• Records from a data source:

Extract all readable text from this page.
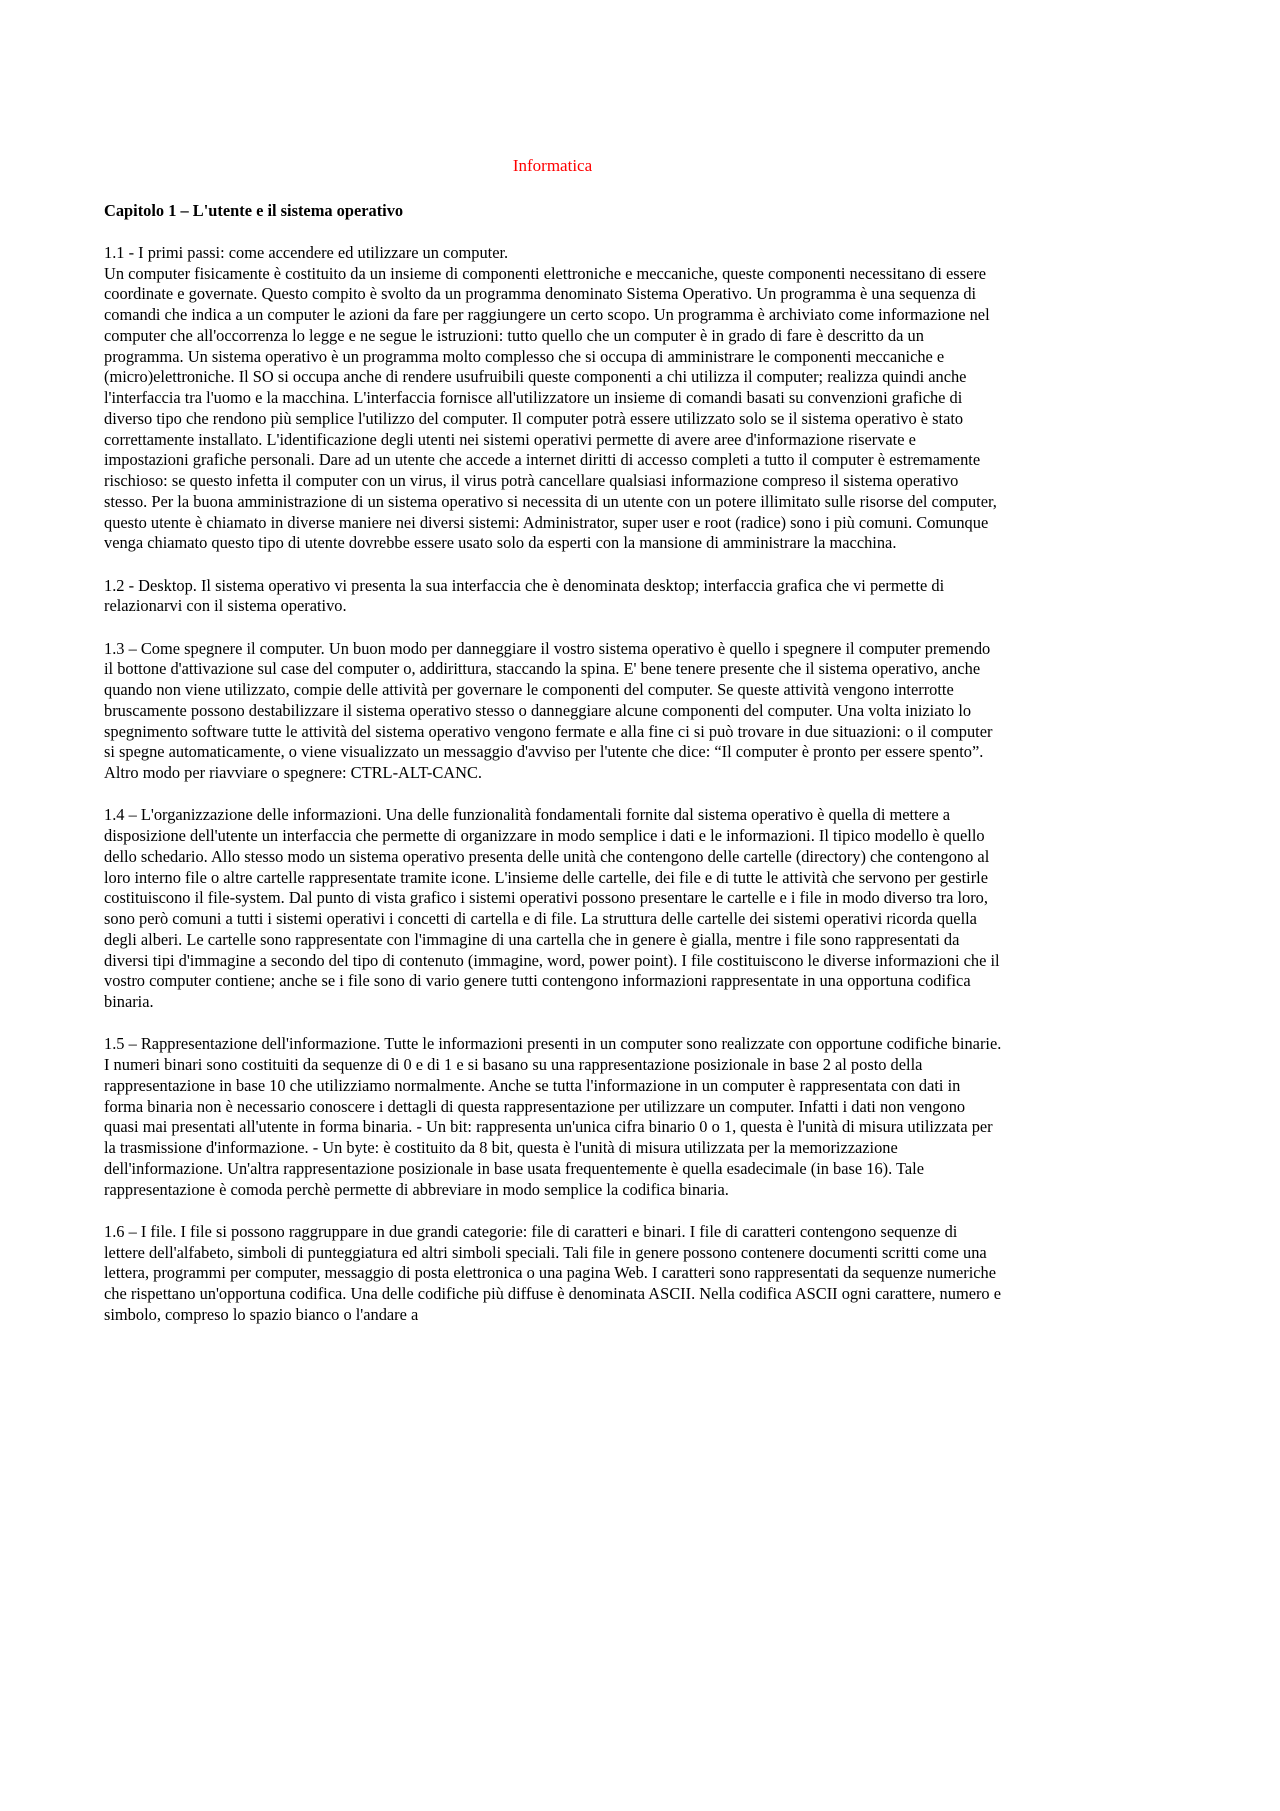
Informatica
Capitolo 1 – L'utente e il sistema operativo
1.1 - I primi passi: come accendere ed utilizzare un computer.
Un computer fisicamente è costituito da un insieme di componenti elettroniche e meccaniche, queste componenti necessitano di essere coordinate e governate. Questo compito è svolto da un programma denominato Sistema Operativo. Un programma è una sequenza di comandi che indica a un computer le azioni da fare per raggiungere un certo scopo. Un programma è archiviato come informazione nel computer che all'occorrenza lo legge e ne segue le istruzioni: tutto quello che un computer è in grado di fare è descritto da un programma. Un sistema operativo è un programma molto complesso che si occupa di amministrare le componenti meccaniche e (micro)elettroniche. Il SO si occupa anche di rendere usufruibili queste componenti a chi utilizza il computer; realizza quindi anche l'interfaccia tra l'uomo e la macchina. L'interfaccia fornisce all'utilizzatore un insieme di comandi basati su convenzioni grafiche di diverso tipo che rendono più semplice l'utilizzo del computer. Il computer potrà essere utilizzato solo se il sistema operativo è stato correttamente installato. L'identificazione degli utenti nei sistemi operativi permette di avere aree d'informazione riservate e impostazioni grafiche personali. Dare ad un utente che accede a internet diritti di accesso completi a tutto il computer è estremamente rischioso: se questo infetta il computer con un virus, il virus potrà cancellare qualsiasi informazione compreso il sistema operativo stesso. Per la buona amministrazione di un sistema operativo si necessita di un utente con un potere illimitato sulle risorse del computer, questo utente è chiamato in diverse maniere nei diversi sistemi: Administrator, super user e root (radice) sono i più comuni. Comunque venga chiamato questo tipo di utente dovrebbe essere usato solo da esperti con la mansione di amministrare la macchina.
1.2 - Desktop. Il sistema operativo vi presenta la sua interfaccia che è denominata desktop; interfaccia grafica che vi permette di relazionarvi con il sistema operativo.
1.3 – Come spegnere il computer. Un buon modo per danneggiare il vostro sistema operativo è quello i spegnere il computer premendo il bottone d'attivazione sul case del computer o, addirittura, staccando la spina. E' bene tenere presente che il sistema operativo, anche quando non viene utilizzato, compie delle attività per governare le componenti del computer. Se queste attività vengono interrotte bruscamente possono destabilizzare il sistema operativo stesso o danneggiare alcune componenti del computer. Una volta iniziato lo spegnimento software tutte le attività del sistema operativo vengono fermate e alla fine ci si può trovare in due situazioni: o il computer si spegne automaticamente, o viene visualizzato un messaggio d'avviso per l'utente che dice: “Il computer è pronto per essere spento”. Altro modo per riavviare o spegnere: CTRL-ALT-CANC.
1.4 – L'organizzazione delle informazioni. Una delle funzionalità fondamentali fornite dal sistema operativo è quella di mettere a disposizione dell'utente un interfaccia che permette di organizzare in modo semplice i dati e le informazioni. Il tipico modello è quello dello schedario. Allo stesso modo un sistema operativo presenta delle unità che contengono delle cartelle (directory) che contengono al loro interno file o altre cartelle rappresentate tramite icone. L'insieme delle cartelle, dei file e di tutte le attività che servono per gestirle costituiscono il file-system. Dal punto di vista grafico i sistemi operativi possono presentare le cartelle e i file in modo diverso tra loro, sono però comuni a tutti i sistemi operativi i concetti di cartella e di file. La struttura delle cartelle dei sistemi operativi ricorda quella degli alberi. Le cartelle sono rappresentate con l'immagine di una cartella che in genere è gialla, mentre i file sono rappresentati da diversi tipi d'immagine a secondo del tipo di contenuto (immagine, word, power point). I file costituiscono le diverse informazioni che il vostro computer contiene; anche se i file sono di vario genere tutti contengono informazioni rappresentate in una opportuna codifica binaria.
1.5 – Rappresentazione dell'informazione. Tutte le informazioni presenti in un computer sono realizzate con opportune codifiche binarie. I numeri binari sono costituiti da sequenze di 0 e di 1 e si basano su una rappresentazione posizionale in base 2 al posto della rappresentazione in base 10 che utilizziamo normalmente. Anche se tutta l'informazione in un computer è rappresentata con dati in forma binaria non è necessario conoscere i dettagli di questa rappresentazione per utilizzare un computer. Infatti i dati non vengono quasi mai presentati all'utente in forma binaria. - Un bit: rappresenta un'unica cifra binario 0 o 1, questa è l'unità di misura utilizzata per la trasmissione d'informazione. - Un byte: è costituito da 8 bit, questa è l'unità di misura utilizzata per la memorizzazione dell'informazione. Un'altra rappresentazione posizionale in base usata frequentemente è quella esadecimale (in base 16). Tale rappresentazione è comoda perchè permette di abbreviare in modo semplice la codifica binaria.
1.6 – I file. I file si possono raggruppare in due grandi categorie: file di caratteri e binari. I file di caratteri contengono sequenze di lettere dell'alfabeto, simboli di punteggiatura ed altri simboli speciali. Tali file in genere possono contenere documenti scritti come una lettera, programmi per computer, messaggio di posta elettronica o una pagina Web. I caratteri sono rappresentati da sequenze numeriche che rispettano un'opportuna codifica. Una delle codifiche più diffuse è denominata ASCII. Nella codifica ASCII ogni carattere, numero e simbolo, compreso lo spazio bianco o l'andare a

* * *

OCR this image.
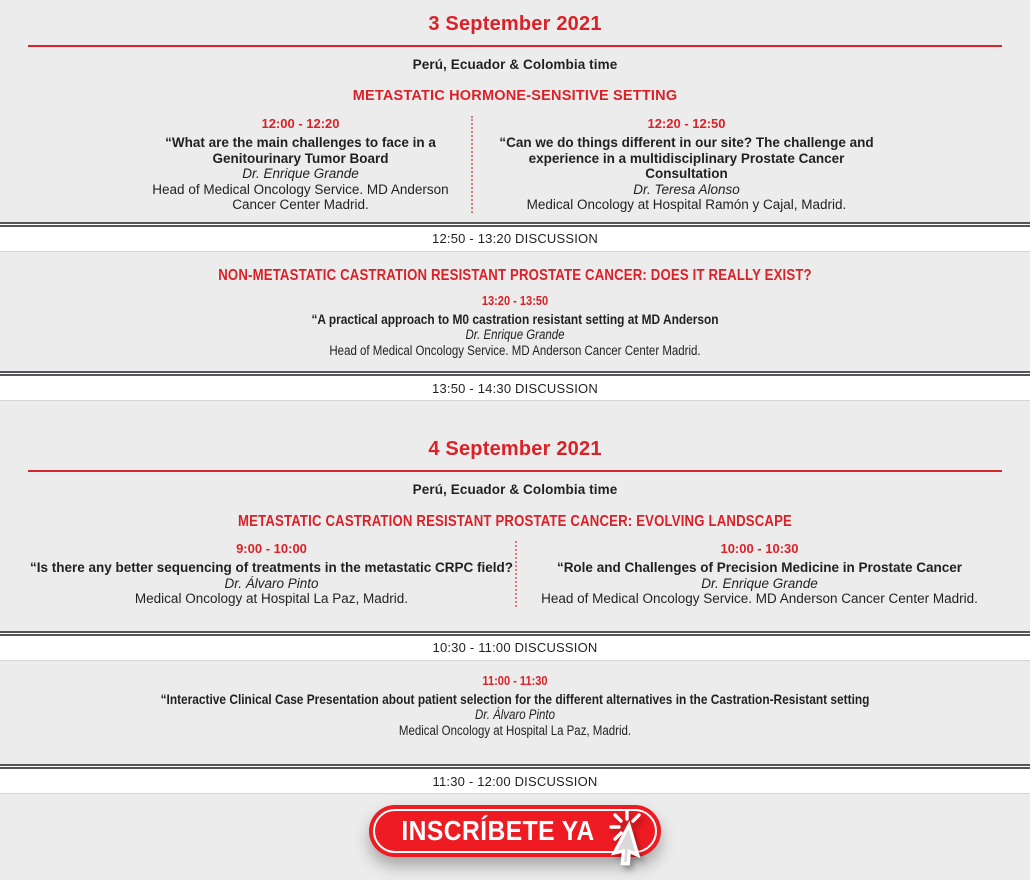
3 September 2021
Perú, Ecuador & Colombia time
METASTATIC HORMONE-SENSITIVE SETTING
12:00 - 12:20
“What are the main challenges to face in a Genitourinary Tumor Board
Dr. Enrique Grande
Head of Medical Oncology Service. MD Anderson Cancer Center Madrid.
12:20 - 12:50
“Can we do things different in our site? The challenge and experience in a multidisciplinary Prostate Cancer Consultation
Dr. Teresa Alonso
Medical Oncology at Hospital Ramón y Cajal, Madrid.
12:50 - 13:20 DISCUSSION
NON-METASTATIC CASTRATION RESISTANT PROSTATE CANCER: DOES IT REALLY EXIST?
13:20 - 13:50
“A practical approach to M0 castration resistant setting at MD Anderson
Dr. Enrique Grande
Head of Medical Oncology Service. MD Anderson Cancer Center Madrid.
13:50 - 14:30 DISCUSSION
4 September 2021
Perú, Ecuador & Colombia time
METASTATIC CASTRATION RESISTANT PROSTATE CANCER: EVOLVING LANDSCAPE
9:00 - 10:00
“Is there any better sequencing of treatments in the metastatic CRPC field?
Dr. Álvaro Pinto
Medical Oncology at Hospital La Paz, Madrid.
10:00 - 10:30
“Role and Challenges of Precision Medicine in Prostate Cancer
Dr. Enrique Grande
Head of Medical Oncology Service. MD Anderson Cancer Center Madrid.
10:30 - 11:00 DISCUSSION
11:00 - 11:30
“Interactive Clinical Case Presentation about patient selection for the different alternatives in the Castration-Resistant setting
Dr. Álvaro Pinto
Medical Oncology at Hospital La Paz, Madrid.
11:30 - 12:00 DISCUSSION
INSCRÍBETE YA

• ABOUT THIS TASK:
Go through the records and gather the lines that hold "genere".

• FINAL ANSWER:
1.4 – L'organizzazione delle informazioni. Una delle funzionalità fondamentali fornite dal sistema operativo è quella di mettere a disposizione dell'utente un interfaccia che permette di organizzare in modo semplice i dati e le informazioni. Il tipico modello è quello dello schedario. Allo stesso modo un sistema operativo presenta delle unità che contengono delle cartelle (directory) che contengono al loro interno file o altre cartelle rappresentate tramite icone. L'insieme delle cartelle, dei file e di tutte le attività che servono per gestirle costituiscono il file-system. Dal punto di vista grafico i sistemi operativi possono presentare le cartelle e i file in modo diverso tra loro, sono però comuni a tutti i sistemi operativi i concetti di cartella e di file. La struttura delle cartelle dei sistemi operativi ricorda quella degli alberi. Le cartelle sono rappresentate con l'immagine di una cartella che in genere è gialla, mentre i file sono rappresentati da diversi tipi d'immagine a secondo del tipo di contenuto (immagine, word, power point). I file costituiscono le diverse informazioni che il vostro computer contiene; anche se i file sono di vario genere tutti contengono informazioni rappresentate in una opportuna codifica binaria.
1.6 – I file. I file si possono raggruppare in due grandi categorie: file di caratteri e binari. I file di caratteri contengono sequenze di lettere dell'alfabeto, simboli di punteggiatura ed altri simboli speciali. Tali file in genere possono contenere documenti scritti come una lettera, programmi per computer, messaggio di posta elettronica o una pagina Web. I caratteri sono rappresentati da sequenze numeriche che rispettano un'opportuna codifica. Una delle codifiche più diffuse è denominata ASCII. Nella codifica ASCII ogni carattere, numero e simbolo, compreso lo spazio bianco o l'andare a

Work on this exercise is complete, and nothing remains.